* **Work required**
Your answer should be the data below, reproduced with nothing changed.

#### Raw data

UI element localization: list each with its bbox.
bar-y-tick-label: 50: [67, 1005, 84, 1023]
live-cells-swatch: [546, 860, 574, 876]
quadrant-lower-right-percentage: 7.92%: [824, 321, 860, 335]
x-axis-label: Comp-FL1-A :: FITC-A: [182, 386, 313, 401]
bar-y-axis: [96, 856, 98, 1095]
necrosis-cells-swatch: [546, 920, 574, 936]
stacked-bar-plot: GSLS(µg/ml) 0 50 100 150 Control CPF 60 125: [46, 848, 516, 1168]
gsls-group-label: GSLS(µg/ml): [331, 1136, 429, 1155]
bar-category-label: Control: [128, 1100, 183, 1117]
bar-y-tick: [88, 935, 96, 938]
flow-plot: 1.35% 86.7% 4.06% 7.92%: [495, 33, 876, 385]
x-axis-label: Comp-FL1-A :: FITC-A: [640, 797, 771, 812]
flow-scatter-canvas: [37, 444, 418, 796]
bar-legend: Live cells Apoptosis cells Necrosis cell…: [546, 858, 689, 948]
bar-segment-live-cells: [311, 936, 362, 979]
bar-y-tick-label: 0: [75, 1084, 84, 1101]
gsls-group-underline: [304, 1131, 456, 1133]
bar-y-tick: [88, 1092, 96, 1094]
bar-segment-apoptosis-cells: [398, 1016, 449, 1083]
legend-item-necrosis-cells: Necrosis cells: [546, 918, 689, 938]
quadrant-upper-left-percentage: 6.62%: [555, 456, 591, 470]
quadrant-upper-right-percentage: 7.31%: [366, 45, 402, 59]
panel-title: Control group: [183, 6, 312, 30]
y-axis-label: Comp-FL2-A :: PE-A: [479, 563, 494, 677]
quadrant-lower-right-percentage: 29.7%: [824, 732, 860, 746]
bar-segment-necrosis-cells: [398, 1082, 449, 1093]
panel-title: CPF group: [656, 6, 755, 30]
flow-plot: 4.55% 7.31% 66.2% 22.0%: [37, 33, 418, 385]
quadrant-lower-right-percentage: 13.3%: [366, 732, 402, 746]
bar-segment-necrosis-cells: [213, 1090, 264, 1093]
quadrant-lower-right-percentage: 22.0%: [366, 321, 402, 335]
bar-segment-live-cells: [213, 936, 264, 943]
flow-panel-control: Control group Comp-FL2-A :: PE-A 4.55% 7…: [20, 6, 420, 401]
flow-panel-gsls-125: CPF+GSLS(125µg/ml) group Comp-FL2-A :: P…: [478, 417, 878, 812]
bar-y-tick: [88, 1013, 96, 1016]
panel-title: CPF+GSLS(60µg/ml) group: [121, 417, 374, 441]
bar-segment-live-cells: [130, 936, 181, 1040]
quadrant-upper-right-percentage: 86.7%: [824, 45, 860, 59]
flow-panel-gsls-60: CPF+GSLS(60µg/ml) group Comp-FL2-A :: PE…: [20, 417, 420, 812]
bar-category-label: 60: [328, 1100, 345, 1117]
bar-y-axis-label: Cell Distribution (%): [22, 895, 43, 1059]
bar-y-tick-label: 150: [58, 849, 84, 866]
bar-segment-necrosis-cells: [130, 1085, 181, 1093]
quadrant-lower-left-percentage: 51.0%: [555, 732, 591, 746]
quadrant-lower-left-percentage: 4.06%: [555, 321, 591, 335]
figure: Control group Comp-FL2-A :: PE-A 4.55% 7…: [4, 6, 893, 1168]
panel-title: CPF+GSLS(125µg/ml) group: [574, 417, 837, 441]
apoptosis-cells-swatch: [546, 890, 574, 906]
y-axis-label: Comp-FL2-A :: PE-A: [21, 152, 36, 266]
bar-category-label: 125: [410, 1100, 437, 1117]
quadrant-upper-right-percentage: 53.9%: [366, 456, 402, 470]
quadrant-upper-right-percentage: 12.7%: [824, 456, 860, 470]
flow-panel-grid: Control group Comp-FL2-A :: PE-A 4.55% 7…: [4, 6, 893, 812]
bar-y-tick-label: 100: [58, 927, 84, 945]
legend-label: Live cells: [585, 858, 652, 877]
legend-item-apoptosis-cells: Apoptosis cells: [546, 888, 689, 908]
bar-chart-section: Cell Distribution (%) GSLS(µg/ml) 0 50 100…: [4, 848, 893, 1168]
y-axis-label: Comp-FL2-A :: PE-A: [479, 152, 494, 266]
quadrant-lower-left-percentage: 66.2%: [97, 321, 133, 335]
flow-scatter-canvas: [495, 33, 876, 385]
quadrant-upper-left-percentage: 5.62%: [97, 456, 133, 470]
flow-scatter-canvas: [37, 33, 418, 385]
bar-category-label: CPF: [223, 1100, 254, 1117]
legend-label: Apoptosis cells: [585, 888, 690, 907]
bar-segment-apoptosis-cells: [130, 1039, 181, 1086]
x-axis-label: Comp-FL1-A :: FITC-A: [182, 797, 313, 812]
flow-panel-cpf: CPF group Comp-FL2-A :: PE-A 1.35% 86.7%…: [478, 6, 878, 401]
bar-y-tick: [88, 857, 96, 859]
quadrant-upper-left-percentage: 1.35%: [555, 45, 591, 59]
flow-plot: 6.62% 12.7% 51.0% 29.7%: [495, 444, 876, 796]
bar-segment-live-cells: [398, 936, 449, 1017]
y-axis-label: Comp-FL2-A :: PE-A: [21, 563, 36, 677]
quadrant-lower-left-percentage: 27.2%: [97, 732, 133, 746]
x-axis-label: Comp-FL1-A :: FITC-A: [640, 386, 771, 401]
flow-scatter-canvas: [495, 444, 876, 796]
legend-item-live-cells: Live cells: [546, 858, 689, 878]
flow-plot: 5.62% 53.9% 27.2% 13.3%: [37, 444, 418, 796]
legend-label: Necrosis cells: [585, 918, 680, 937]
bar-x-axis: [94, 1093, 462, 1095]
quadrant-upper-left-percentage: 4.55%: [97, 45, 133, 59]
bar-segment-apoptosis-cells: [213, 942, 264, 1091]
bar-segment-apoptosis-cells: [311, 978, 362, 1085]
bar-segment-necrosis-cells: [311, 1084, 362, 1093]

########

* **Answer box**
UI element localization: list each with its bbox.
bar-y-tick-label: 50: [67, 1005, 84, 1023]
live-cells-swatch: [546, 860, 574, 876]
quadrant-lower-right-percentage: 7.92%: [824, 321, 860, 335]
x-axis-label: Comp-FL1-A :: FITC-A: [182, 386, 313, 401]
bar-y-axis: [96, 856, 98, 1095]
necrosis-cells-swatch: [546, 920, 574, 936]
stacked-bar-plot: GSLS(µg/ml) 0 50 100 150 Control CPF 60 125: [46, 848, 516, 1168]
gsls-group-label: GSLS(µg/ml): [331, 1136, 429, 1155]
bar-category-label: Control: [128, 1100, 183, 1117]
bar-y-tick: [88, 935, 96, 938]
flow-plot: 1.35% 86.7% 4.06% 7.92%: [495, 33, 876, 385]
x-axis-label: Comp-FL1-A :: FITC-A: [640, 797, 771, 812]
flow-scatter-canvas: [37, 444, 418, 796]
bar-legend: Live cells Apoptosis cells Necrosis cell…: [546, 858, 689, 948]
bar-segment-live-cells: [311, 936, 362, 979]
bar-y-tick-label: 0: [75, 1084, 84, 1101]
gsls-group-underline: [304, 1131, 456, 1133]
bar-y-tick: [88, 1092, 96, 1094]
bar-segment-apoptosis-cells: [398, 1016, 449, 1083]
legend-item-necrosis-cells: Necrosis cells: [546, 918, 689, 938]
quadrant-upper-left-percentage: 6.62%: [555, 456, 591, 470]
quadrant-upper-right-percentage: 7.31%: [366, 45, 402, 59]
panel-title: Control group: [183, 6, 312, 30]
y-axis-label: Comp-FL2-A :: PE-A: [479, 563, 494, 677]
quadrant-lower-right-percentage: 29.7%: [824, 732, 860, 746]
bar-segment-necrosis-cells: [398, 1082, 449, 1093]
panel-title: CPF group: [656, 6, 755, 30]
flow-plot: 4.55% 7.31% 66.2% 22.0%: [37, 33, 418, 385]
quadrant-lower-right-percentage: 13.3%: [366, 732, 402, 746]
bar-segment-necrosis-cells: [213, 1090, 264, 1093]
quadrant-lower-right-percentage: 22.0%: [366, 321, 402, 335]
bar-segment-live-cells: [213, 936, 264, 943]
flow-panel-control: Control group Comp-FL2-A :: PE-A 4.55% 7…: [20, 6, 420, 401]
flow-panel-gsls-125: CPF+GSLS(125µg/ml) group Comp-FL2-A :: P…: [478, 417, 878, 812]
bar-y-tick: [88, 1013, 96, 1016]
panel-title: CPF+GSLS(60µg/ml) group: [121, 417, 374, 441]
bar-segment-live-cells: [130, 936, 181, 1040]
quadrant-upper-right-percentage: 86.7%: [824, 45, 860, 59]
flow-panel-gsls-60: CPF+GSLS(60µg/ml) group Comp-FL2-A :: PE…: [20, 417, 420, 812]
bar-category-label: 60: [328, 1100, 345, 1117]
bar-y-axis-label: Cell Distribution (%): [22, 895, 43, 1059]
bar-y-tick-label: 150: [58, 849, 84, 866]
bar-segment-necrosis-cells: [130, 1085, 181, 1093]
quadrant-lower-left-percentage: 51.0%: [555, 732, 591, 746]
quadrant-lower-left-percentage: 4.06%: [555, 321, 591, 335]
figure: Control group Comp-FL2-A :: PE-A 4.55% 7…: [4, 6, 893, 1168]
panel-title: CPF+GSLS(125µg/ml) group: [574, 417, 837, 441]
apoptosis-cells-swatch: [546, 890, 574, 906]
y-axis-label: Comp-FL2-A :: PE-A: [21, 152, 36, 266]
bar-category-label: 125: [410, 1100, 437, 1117]
quadrant-upper-right-percentage: 53.9%: [366, 456, 402, 470]
quadrant-upper-right-percentage: 12.7%: [824, 456, 860, 470]
flow-panel-grid: Control group Comp-FL2-A :: PE-A 4.55% 7…: [4, 6, 893, 812]
bar-y-tick-label: 100: [58, 927, 84, 945]
legend-label: Live cells: [585, 858, 652, 877]
legend-item-apoptosis-cells: Apoptosis cells: [546, 888, 689, 908]
bar-chart-section: Cell Distribution (%) GSLS(µg/ml) 0 50 100…: [4, 848, 893, 1168]
y-axis-label: Comp-FL2-A :: PE-A: [479, 152, 494, 266]
quadrant-lower-left-percentage: 66.2%: [97, 321, 133, 335]
flow-scatter-canvas: [495, 33, 876, 385]
quadrant-upper-left-percentage: 5.62%: [97, 456, 133, 470]
flow-scatter-canvas: [37, 33, 418, 385]
bar-category-label: CPF: [223, 1100, 254, 1117]
legend-label: Apoptosis cells: [585, 888, 690, 907]
bar-segment-apoptosis-cells: [130, 1039, 181, 1086]
x-axis-label: Comp-FL1-A :: FITC-A: [182, 797, 313, 812]
flow-panel-cpf: CPF group Comp-FL2-A :: PE-A 1.35% 86.7%…: [478, 6, 878, 401]
bar-y-tick: [88, 857, 96, 859]
quadrant-upper-left-percentage: 1.35%: [555, 45, 591, 59]
flow-plot: 6.62% 12.7% 51.0% 29.7%: [495, 444, 876, 796]
bar-segment-live-cells: [398, 936, 449, 1017]
y-axis-label: Comp-FL2-A :: PE-A: [21, 563, 36, 677]
quadrant-lower-left-percentage: 27.2%: [97, 732, 133, 746]
x-axis-label: Comp-FL1-A :: FITC-A: [640, 386, 771, 401]
flow-scatter-canvas: [495, 444, 876, 796]
legend-item-live-cells: Live cells: [546, 858, 689, 878]
flow-plot: 5.62% 53.9% 27.2% 13.3%: [37, 444, 418, 796]
legend-label: Necrosis cells: [585, 918, 680, 937]
bar-x-axis: [94, 1093, 462, 1095]
quadrant-upper-left-percentage: 4.55%: [97, 45, 133, 59]
bar-segment-apoptosis-cells: [213, 942, 264, 1091]
bar-segment-apoptosis-cells: [311, 978, 362, 1085]
bar-segment-necrosis-cells: [311, 1084, 362, 1093]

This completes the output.